*Exercise materials*
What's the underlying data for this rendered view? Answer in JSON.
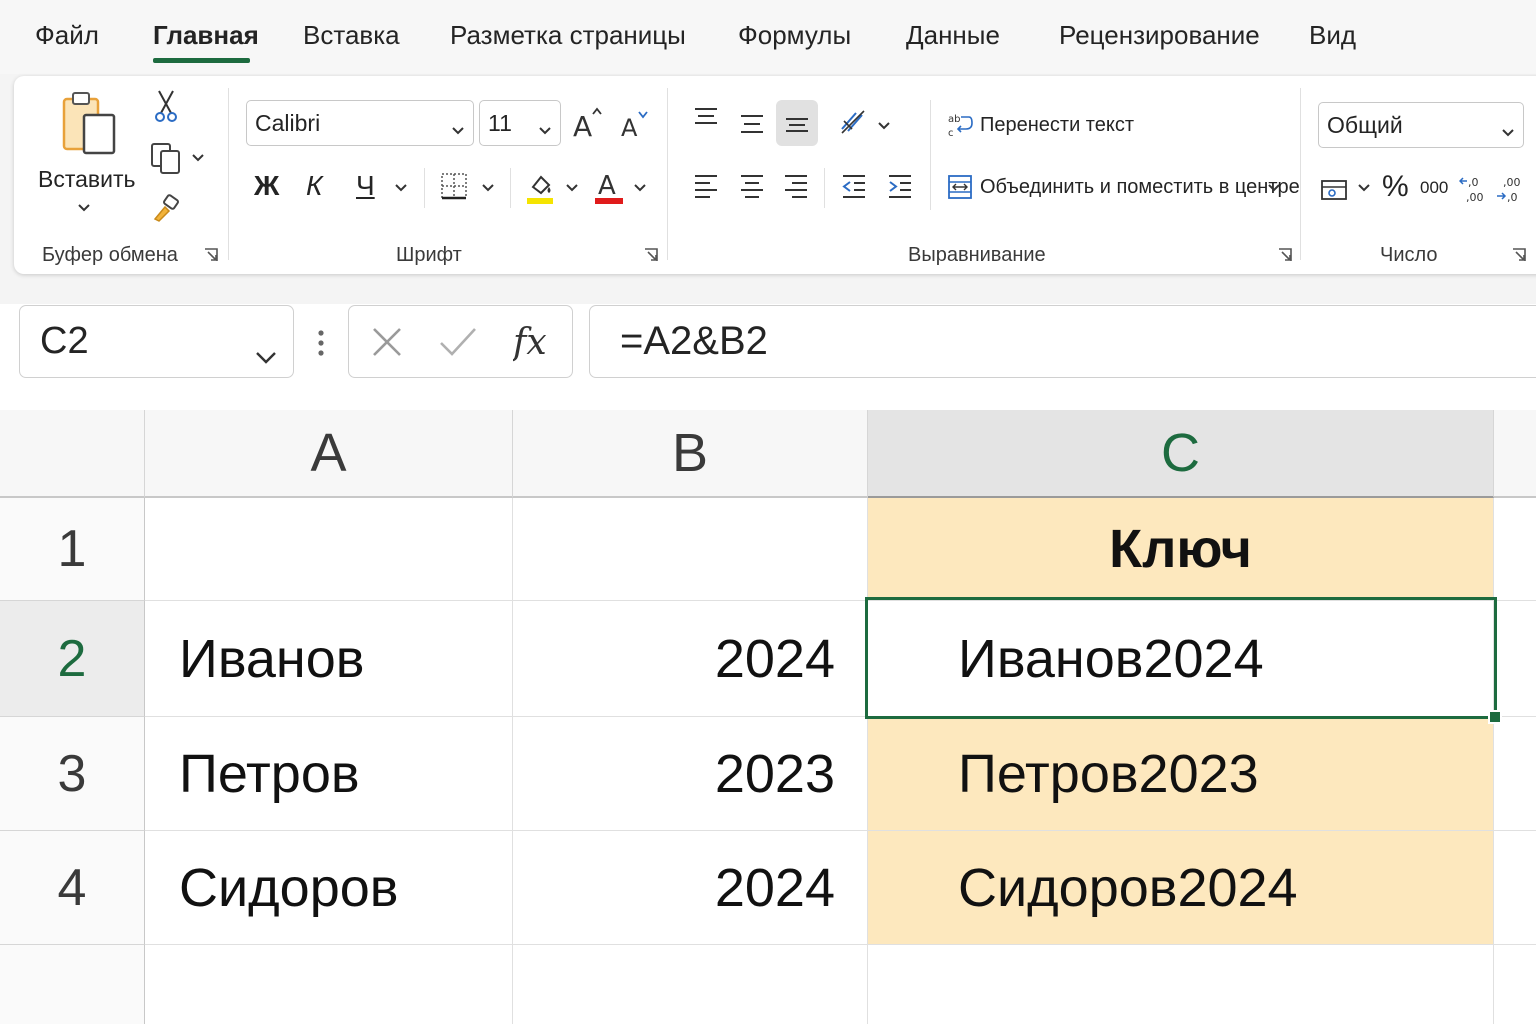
{
  "menu": {
    "tabs": [
      "Файл",
      "Главная",
      "Вставка",
      "Разметка страницы",
      "Формулы",
      "Данные",
      "Рецензирование",
      "Вид"
    ],
    "active_tab": "Главная"
  },
  "ribbon": {
    "clipboard": {
      "paste_label": "Вставить",
      "group_label": "Буфер обмена",
      "icons": [
        "clipboard-paste-icon",
        "scissors-icon",
        "copy-icon",
        "format-painter-icon"
      ]
    },
    "font": {
      "font_name": "Calibri",
      "font_size": "11",
      "bold": "Ж",
      "italic": "К",
      "underline": "Ч",
      "font_color_letter": "A",
      "group_label": "Шрифт",
      "highlight_color": "#f5e400",
      "font_color": "#e01b1b"
    },
    "alignment": {
      "wrap_text": "Перенести текст",
      "merge_center": "Объединить и поместить в центре",
      "group_label": "Выравнивание"
    },
    "number": {
      "format": "Общий",
      "percent": "%",
      "thousands": "000",
      "group_label": "Число"
    }
  },
  "formula_bar": {
    "name_box": "C2",
    "fx": "fx",
    "formula": "=A2&B2"
  },
  "sheet": {
    "columns": [
      "A",
      "B",
      "C"
    ],
    "rows": [
      "1",
      "2",
      "3",
      "4"
    ],
    "cells": {
      "A1": "",
      "B1": "",
      "C1": "Ключ",
      "A2": "Иванов",
      "B2": "2024",
      "C2": "Иванов2024",
      "A3": "Петров",
      "B3": "2023",
      "C3": "Петров2023",
      "A4": "Сидоров",
      "B4": "2024",
      "C4": "Сидоров2024"
    },
    "selected_cell": "C2",
    "accent_color": "#1d6b3f",
    "key_fill_color": "#fde8be"
  }
}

*Your objective*
Output the lines above in full and exactly as given, omitting any pictures.

*Exercise result*
What's the underlying data for this rendered view? Answer in JSON.
{
  "menu": {
    "tabs": [
      "Файл",
      "Главная",
      "Вставка",
      "Разметка страницы",
      "Формулы",
      "Данные",
      "Рецензирование",
      "Вид"
    ],
    "active_tab": "Главная"
  },
  "ribbon": {
    "clipboard": {
      "paste_label": "Вставить",
      "group_label": "Буфер обмена",
      "icons": [
        "clipboard-paste-icon",
        "scissors-icon",
        "copy-icon",
        "format-painter-icon"
      ]
    },
    "font": {
      "font_name": "Calibri",
      "font_size": "11",
      "bold": "Ж",
      "italic": "К",
      "underline": "Ч",
      "font_color_letter": "A",
      "group_label": "Шрифт",
      "highlight_color": "#f5e400",
      "font_color": "#e01b1b"
    },
    "alignment": {
      "wrap_text": "Перенести текст",
      "merge_center": "Объединить и поместить в центре",
      "group_label": "Выравнивание"
    },
    "number": {
      "format": "Общий",
      "percent": "%",
      "thousands": "000",
      "group_label": "Число"
    }
  },
  "formula_bar": {
    "name_box": "C2",
    "fx": "fx",
    "formula": "=A2&B2"
  },
  "sheet": {
    "columns": [
      "A",
      "B",
      "C"
    ],
    "rows": [
      "1",
      "2",
      "3",
      "4"
    ],
    "cells": {
      "A1": "",
      "B1": "",
      "C1": "Ключ",
      "A2": "Иванов",
      "B2": "2024",
      "C2": "Иванов2024",
      "A3": "Петров",
      "B3": "2023",
      "C3": "Петров2023",
      "A4": "Сидоров",
      "B4": "2024",
      "C4": "Сидоров2024"
    },
    "selected_cell": "C2",
    "accent_color": "#1d6b3f",
    "key_fill_color": "#fde8be"
  }
}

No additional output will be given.